● GOAL
Your job is to restate each entry word for word.

-- Start of RECORDS TO USE --

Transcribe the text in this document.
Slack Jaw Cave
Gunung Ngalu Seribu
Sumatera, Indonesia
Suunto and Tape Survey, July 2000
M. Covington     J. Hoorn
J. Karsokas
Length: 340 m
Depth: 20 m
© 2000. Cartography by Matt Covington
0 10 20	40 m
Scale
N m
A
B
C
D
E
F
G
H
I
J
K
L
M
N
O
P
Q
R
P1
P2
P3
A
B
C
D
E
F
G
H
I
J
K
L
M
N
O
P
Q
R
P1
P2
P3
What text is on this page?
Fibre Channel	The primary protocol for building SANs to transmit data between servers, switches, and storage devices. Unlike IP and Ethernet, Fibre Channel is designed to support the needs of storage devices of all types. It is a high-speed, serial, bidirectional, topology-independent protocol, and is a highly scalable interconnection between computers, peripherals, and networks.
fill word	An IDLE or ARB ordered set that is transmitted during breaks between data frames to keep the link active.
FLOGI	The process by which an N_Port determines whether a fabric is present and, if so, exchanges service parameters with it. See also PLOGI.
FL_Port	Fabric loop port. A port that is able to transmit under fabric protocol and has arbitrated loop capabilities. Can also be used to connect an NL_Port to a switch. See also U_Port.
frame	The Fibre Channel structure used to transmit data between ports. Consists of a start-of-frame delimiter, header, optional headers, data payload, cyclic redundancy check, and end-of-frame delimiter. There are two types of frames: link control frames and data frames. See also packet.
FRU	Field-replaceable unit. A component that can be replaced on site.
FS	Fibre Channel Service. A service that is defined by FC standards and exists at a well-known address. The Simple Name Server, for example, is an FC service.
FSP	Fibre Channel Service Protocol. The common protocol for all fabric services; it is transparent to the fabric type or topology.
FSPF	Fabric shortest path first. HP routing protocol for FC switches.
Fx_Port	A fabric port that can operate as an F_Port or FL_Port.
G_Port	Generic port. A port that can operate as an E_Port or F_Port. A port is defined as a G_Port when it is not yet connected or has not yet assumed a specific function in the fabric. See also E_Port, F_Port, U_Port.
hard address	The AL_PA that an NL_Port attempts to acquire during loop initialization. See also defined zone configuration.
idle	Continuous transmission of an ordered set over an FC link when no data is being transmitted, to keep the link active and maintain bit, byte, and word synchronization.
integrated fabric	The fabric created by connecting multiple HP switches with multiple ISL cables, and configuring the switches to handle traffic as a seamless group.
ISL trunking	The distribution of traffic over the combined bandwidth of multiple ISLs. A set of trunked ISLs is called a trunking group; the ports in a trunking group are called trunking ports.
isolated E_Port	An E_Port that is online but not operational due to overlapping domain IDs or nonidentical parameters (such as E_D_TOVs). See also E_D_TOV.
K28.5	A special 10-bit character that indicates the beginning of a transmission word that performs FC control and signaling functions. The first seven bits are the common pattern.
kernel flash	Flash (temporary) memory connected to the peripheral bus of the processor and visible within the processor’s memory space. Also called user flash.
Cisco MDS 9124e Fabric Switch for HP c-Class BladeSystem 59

-- End of RECORDS TO USE --

● REPLY TO THE TASK
Transcribe the text in this document.
Slack Jaw Cave
Gunung Ngalu Seribu
Sumatera, Indonesia
Suunto and Tape Survey, July 2000
M. Covington     J. Hoorn
J. Karsokas
Length: 340 m
Depth: 20 m
© 2000. Cartography by Matt Covington
0 10 20	40 m
Scale
N m
A
B
C
D
E
F
G
H
I
J
K
L
M
N
O
P
Q
R
P1
P2
P3
A
B
C
D
E
F
G
H
I
J
K
L
M
N
O
P
Q
R
P1
P2
P3
What text is on this page?
Fibre Channel	The primary protocol for building SANs to transmit data between servers, switches, and storage devices. Unlike IP and Ethernet, Fibre Channel is designed to support the needs of storage devices of all types. It is a high-speed, serial, bidirectional, topology-independent protocol, and is a highly scalable interconnection between computers, peripherals, and networks.
fill word	An IDLE or ARB ordered set that is transmitted during breaks between data frames to keep the link active.
FLOGI	The process by which an N_Port determines whether a fabric is present and, if so, exchanges service parameters with it. See also PLOGI.
FL_Port	Fabric loop port. A port that is able to transmit under fabric protocol and has arbitrated loop capabilities. Can also be used to connect an NL_Port to a switch. See also U_Port.
frame	The Fibre Channel structure used to transmit data between ports. Consists of a start-of-frame delimiter, header, optional headers, data payload, cyclic redundancy check, and end-of-frame delimiter. There are two types of frames: link control frames and data frames. See also packet.
FRU	Field-replaceable unit. A component that can be replaced on site.
FS	Fibre Channel Service. A service that is defined by FC standards and exists at a well-known address. The Simple Name Server, for example, is an FC service.
FSP	Fibre Channel Service Protocol. The common protocol for all fabric services; it is transparent to the fabric type or topology.
FSPF	Fabric shortest path first. HP routing protocol for FC switches.
Fx_Port	A fabric port that can operate as an F_Port or FL_Port.
G_Port	Generic port. A port that can operate as an E_Port or F_Port. A port is defined as a G_Port when it is not yet connected or has not yet assumed a specific function in the fabric. See also E_Port, F_Port, U_Port.
hard address	The AL_PA that an NL_Port attempts to acquire during loop initialization. See also defined zone configuration.
idle	Continuous transmission of an ordered set over an FC link when no data is being transmitted, to keep the link active and maintain bit, byte, and word synchronization.
integrated fabric	The fabric created by connecting multiple HP switches with multiple ISL cables, and configuring the switches to handle traffic as a seamless group.
ISL trunking	The distribution of traffic over the combined bandwidth of multiple ISLs. A set of trunked ISLs is called a trunking group; the ports in a trunking group are called trunking ports.
isolated E_Port	An E_Port that is online but not operational due to overlapping domain IDs or nonidentical parameters (such as E_D_TOVs). See also E_D_TOV.
K28.5	A special 10-bit character that indicates the beginning of a transmission word that performs FC control and signaling functions. The first seven bits are the common pattern.
kernel flash	Flash (temporary) memory connected to the peripheral bus of the processor and visible within the processor’s memory space. Also called user flash.
Cisco MDS 9124e Fabric Switch for HP c-Class BladeSystem 59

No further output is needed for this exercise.